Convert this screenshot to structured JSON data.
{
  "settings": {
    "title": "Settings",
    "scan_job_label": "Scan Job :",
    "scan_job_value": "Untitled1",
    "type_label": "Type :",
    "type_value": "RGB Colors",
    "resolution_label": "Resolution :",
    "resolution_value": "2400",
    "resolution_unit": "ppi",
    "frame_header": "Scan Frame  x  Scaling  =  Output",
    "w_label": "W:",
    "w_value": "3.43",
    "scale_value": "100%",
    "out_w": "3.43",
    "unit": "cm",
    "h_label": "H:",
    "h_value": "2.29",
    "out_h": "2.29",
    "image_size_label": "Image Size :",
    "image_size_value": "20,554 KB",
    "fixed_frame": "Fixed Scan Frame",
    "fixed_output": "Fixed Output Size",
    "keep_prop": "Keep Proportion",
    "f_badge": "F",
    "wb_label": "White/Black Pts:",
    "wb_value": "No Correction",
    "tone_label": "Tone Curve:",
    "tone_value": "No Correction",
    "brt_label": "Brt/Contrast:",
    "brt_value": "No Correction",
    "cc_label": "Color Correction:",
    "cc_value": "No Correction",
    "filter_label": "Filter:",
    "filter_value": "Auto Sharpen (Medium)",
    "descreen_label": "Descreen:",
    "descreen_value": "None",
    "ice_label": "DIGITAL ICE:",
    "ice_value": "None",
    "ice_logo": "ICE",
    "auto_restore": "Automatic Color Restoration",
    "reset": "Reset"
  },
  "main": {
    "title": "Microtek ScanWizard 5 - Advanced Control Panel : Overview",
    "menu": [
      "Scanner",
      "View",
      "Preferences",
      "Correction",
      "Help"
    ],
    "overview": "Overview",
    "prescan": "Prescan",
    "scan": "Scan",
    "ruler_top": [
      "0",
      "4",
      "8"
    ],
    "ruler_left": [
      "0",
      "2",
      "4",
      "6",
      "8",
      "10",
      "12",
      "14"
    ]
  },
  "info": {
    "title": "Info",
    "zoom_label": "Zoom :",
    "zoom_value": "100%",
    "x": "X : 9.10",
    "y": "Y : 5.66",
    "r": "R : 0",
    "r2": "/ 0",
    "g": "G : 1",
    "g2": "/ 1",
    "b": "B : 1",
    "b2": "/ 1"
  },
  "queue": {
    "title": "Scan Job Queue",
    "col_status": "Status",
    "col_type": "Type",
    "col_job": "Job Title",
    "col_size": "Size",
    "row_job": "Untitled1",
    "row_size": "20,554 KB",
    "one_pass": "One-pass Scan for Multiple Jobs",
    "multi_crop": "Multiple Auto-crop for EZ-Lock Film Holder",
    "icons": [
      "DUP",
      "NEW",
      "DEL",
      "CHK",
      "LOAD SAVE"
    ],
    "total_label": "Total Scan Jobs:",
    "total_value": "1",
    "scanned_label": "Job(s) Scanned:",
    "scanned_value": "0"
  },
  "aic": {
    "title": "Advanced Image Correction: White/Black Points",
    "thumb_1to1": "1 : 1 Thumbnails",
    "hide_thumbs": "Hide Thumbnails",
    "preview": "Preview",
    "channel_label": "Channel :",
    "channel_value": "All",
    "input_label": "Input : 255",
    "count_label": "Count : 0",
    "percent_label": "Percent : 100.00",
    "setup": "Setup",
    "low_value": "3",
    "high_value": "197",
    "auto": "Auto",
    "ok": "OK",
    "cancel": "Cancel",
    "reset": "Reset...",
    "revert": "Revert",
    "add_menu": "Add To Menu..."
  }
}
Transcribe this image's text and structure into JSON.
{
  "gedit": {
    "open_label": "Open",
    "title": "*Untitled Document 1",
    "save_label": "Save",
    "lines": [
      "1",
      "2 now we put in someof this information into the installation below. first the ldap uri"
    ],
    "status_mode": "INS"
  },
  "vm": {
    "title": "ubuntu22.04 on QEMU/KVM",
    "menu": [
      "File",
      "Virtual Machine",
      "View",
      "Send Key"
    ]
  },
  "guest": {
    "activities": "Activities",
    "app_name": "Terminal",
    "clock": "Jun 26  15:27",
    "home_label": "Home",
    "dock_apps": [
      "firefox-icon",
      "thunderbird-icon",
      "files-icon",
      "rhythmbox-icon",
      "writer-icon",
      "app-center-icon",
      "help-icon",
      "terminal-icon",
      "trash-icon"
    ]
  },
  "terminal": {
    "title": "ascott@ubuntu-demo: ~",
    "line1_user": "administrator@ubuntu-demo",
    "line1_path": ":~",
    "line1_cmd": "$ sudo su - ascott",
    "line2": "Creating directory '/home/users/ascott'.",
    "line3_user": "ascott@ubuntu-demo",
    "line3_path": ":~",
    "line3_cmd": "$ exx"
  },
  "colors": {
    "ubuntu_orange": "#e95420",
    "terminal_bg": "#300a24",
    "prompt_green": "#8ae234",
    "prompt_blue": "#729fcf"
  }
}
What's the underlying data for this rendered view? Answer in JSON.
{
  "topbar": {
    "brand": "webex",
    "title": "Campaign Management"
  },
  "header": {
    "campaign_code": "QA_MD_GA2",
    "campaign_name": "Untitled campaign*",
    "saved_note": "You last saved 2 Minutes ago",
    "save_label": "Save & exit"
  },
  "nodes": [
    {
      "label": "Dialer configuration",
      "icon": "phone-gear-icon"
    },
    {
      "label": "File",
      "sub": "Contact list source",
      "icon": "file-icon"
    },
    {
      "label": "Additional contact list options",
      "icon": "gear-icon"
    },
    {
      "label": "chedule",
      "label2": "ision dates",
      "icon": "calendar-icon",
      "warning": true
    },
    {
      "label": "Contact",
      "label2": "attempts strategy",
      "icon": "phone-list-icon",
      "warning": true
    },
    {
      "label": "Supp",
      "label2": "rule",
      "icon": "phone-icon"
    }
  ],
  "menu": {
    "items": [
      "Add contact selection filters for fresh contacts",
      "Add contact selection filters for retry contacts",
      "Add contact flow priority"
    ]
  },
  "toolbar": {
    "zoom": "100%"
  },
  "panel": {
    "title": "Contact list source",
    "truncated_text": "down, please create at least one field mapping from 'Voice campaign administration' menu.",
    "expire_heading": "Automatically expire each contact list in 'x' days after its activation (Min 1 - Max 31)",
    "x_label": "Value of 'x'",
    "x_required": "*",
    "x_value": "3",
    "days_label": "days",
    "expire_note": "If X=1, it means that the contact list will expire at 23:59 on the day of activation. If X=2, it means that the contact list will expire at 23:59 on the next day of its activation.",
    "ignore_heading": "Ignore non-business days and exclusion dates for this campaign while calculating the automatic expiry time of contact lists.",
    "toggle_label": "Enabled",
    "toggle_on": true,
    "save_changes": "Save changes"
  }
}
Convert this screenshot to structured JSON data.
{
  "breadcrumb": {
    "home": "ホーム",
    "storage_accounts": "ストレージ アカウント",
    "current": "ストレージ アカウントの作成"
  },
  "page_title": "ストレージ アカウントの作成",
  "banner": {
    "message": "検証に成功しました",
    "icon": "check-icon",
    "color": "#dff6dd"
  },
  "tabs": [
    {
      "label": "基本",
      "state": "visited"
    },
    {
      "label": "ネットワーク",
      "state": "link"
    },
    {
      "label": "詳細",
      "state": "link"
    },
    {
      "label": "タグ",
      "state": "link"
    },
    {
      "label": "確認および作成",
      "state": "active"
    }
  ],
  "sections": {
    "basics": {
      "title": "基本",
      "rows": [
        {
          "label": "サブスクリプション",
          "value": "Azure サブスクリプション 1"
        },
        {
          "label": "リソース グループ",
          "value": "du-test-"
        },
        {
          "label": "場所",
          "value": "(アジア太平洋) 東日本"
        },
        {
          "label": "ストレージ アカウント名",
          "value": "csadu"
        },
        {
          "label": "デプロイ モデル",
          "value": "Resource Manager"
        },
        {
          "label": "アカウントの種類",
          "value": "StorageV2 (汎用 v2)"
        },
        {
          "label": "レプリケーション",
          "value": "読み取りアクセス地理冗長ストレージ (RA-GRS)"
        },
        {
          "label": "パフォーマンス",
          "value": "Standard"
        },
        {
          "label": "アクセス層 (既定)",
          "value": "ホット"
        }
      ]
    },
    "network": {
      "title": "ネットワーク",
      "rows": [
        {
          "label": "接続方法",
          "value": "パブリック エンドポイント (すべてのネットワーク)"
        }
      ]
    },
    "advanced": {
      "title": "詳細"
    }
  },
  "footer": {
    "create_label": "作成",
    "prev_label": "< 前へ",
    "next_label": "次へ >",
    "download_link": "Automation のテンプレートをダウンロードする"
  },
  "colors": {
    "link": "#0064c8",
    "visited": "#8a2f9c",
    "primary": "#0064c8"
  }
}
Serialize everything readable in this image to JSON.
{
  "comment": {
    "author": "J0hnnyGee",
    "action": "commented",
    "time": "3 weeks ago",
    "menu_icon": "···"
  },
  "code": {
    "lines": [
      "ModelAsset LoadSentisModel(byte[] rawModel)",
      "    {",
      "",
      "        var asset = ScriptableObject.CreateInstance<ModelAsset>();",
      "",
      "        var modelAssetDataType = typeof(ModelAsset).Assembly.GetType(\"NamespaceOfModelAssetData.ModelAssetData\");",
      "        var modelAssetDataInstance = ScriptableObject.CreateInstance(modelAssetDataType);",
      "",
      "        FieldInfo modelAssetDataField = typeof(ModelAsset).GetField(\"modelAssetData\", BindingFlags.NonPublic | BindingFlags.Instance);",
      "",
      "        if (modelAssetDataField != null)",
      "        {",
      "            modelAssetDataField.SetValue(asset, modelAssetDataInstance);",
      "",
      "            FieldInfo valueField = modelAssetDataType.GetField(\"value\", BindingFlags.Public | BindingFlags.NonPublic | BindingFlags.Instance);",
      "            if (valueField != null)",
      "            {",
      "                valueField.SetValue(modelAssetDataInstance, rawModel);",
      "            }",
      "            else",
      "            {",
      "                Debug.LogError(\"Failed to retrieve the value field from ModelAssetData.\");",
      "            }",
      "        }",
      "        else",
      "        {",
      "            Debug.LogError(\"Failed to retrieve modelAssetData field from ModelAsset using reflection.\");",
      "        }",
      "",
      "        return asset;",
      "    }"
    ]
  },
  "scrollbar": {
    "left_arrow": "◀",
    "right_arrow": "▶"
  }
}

Job:
Copy out all lines from the material above that contain the string "BindingFlags".

Result below:
      "        FieldInfo modelAssetDataField = typeof(ModelAsset).GetField(\"modelAssetData\", BindingFlags.NonPublic | BindingFlags.Instance);",
      "            FieldInfo valueField = modelAssetDataType.GetField(\"value\", BindingFlags.Public | BindingFlags.NonPublic | BindingFlags.Instance);",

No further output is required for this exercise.